◆ **Written instruction**
In the material below, the lines containing the word "this" are required; copy each of them.

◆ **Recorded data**
..........
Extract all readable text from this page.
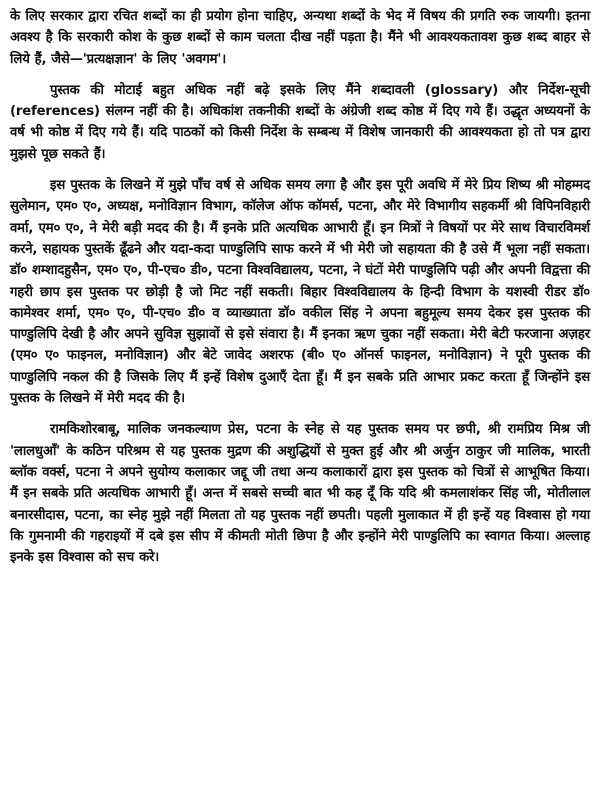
के लिए सरकार द्वारा रचित शब्दों का ही प्रयोग होना चाहिए, अन्यथा शब्दों के भेद में विषय की प्रगति रुक जायगी। इतना अवश्य है कि सरकारी कोश के कुछ शब्दों से काम चलता दीख नहीं पड़ता है। मैंने भी आवश्यकतावश कुछ शब्द बाहर से लिये हैं, जैसे—'प्रत्यक्षज्ञान' के लिए 'अवगम'।

पुस्तक की मोटाई बहुत अधिक नहीं बढ़े इसके लिए मैंने शब्दावली (glossary) और निर्देश-सूची (references) संलग्न नहीं की है। अधिकांश तकनीकी शब्दों के अंग्रेजी शब्द कोष्ठ में दिए गये हैं। उद्धृत अध्ययनों के वर्ष भी कोष्ठ में दिए गये हैं। यदि पाठकों को किसी निर्देश के सम्बन्ध में विशेष जानकारी की आवश्यकता हो तो पत्र द्वारा मुझसे पूछ सकते हैं।

इस पुस्तक के लिखने में मुझे पाँच वर्ष से अधिक समय लगा है और इस पूरी अवधि में मेरे प्रिय शिष्य श्री मोहम्मद सुलेमान, एम० ए०, अध्यक्ष, मनोविज्ञान विभाग, कॉलेज ऑफ कॉमर्स, पटना, और मेरे विभागीय सहकर्मी श्री विपिनविहारी वर्मा, एम० ए०, ने मेरी बड़ी मदद की है। मैं इनके प्रति अत्यधिक आभारी हूँ। इन मित्रों ने विषयों पर मेरे साथ विचारविमर्श करने, सहायक पुस्तकें ढूँढने और यदा-कदा पाण्डुलिपि साफ करने में भी मेरी जो सहायता की है उसे मैं भूला नहीं सकता। डॉ० शम्शादहुसैन, एम० ए०, पी-एच० डी०, पटना विश्वविद्यालय, पटना, ने घंटों मेरी पाण्डुलिपि पढ़ी और अपनी विद्वत्ता की गहरी छाप इस पुस्तक पर छोड़ी है जो मिट नहीं सकती। बिहार विश्वविद्यालय के हिन्दी विभाग के यशस्वी रीडर डॉ० कामेश्वर शर्मा, एम० ए०, पी-एच० डी० व व्याख्याता डॉ० वकील सिंह ने अपना बहुमूल्य समय देकर इस पुस्तक की पाण्डुलिपि देखी है और अपने सुविज्ञ सुझावों से इसे संवारा है। मैं इनका ऋण चुका नहीं सकता। मेरी बेटी फरजाना अज़हर (एम० ए० फाइनल, मनोविज्ञान) और बेटे जावेद अशरफ (बी० ए० ऑनर्स फाइनल, मनोविज्ञान) ने पूरी पुस्तक की पाण्डुलिपि नकल की है जिसके लिए मैं इन्हें विशेष दुआएँ देता हूँ। मैं इन सबके प्रति आभार प्रकट करता हूँ जिन्होंने इस पुस्तक के लिखने में मेरी मदद की है।

रामकिशोरबाबू, मालिक जनकल्याण प्रेस, पटना के स्नेह से यह पुस्तक समय पर छपी, श्री रामप्रिय मिश्र जी 'लालधुआँ' के कठिन परिश्रम से यह पुस्तक मुद्रण की अशुद्धियों से मुक्त हुई और श्री अर्जुन ठाकुर जी मालिक, भारती ब्लॉक वर्क्स, पटना ने अपने सुयोग्य कलाकार जद्दू जी तथा अन्य कलाकारों द्वारा इस पुस्तक को चित्रों से आभूषित किया। मैं इन सबके प्रति अत्यधिक आभारी हूँ। अन्त में सबसे सच्ची बात भी कह दूँ कि यदि श्री कमलाशंकर सिंह जी, मोतीलाल बनारसीदास, पटना, का स्नेह मुझे नहीं मिलता तो यह पुस्तक नहीं छपती। पहली मुलाकात में ही इन्हें यह विश्वास हो गया कि गुमनामी की गहराइयों में दबे इस सीप में कीमती मोती छिपा है और इन्होंने मेरी पाण्डुलिपि का स्वागत किया। अल्लाह इनके इस विश्वास को सच करे।
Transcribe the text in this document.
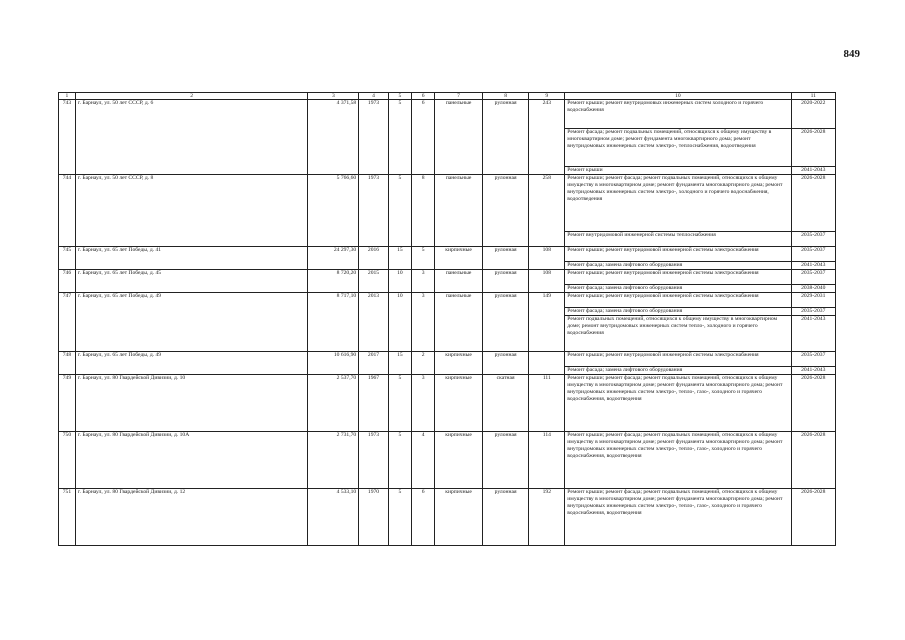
849
1	2	3	4	5	6	7	8	9	10	11
743	г. Барнаул, ул. 50 лет СССР, д. 6	4 371,58	1973	5	6	панельные	рулонная	243	Ремонт крыши; ремонт внутридомовых инженерных систем холодного и горячего водоснабжения	2020-2022
									Ремонт фасада; ремонт подвальных помещений, относящихся к общему имуществу в многоквартирном доме; ремонт фундамента многоквартирного дома; ремонт внутридомовых инженерных систем электро-, теплоснабжения, водоотведения	2026-2028
									Ремонт крыши	2041-2043
744	г. Барнаул, ул. 50 лет СССР, д. 8	5 766,60	1973	5	8	панельные	рулонная	258	Ремонт крыши; ремонт фасада; ремонт подвальных помещений, относящихся к общему имуществу в многоквартирном доме; ремонт фундамента многоквартирного дома; ремонт внутридомовых инженерных систем электро-, холодного и горячего водоснабжения, водоотведения	2026-2028
									Ремонт внутридомовой инженерной системы теплоснабжения	2035-2037
745	г. Барнаул, ул. 65 лет Победы, д. 41	24 297,30	2016	15	5	кирпичные	рулонная	108	Ремонт крыши; ремонт внутридомовой инженерной системы электроснабжения	2035-2037
									Ремонт фасада; замена лифтового оборудования	2041-2043
746	г. Барнаул, ул. 65 лет Победы, д. 45	8 720,20	2015	10	3	панельные	рулонная	108	Ремонт крыши; ремонт внутридомовой инженерной системы электроснабжения	2035-2037
									Ремонт фасада; замена лифтового оборудования	2038-2040
747	г. Барнаул, ул. 65 лет Победы, д. 49	8 717,10	2013	10	3	панельные	рулонная	149	Ремонт крыши; ремонт внутридомовой инженерной системы электроснабжения	2029-2031
									Ремонт фасада; замена лифтового оборудования	2035-2037
									Ремонт подвальных помещений, относящихся к общему имуществу в многоквартирном доме; ремонт внутридомовых инженерных систем тепло-, холодного и горячего водоснабжения	2041-2043
748	г. Барнаул, ул. 65 лет Победы, д. 49	10 616,90	2017	15	2	кирпичные	рулонная		Ремонт крыши; ремонт внутридомовой инженерной системы электроснабжения	2035-2037
									Ремонт фасада; замена лифтового оборудования	2041-2043
749	г. Барнаул, ул. 80 Гвардейской Дивизии, д. 10	2 537,70	1967	5	3	кирпичные	скатная	111	Ремонт крыши; ремонт фасада; ремонт подвальных помещений, относящихся к общему имуществу в многоквартирном доме; ремонт фундамента многоквартирного дома; ремонт внутридомовых инженерных систем электро-, тепло-, газо-, холодного и горячего водоснабжения, водоотведения	2026-2028
750	г. Барнаул, ул. 80 Гвардейской Дивизии, д. 10А	2 731,70	1973	5	4	кирпичные	рулонная	114	Ремонт крыши; ремонт фасада; ремонт подвальных помещений, относящихся к общему имуществу в многоквартирном доме; ремонт фундамента многоквартирного дома; ремонт внутридомовых инженерных систем электро-, тепло-, газо-, холодного и горячего водоснабжения, водоотведения	2026-2028
751	г. Барнаул, ул. 80 Гвардейской Дивизии, д. 12	4 533,10	1970	5	6	кирпичные	рулонная	192	Ремонт крыши; ремонт фасада; ремонт подвальных помещений, относящихся к общему имуществу в многоквартирном доме; ремонт фундамента многоквартирного дома; ремонт внутридомовых инженерных систем электро-, тепло-, газо-, холодного и горячего водоснабжения, водоотведения	2026-2028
..........
◆ **Written response**
Extract all readable text from this page.
Transcribe the text in this document.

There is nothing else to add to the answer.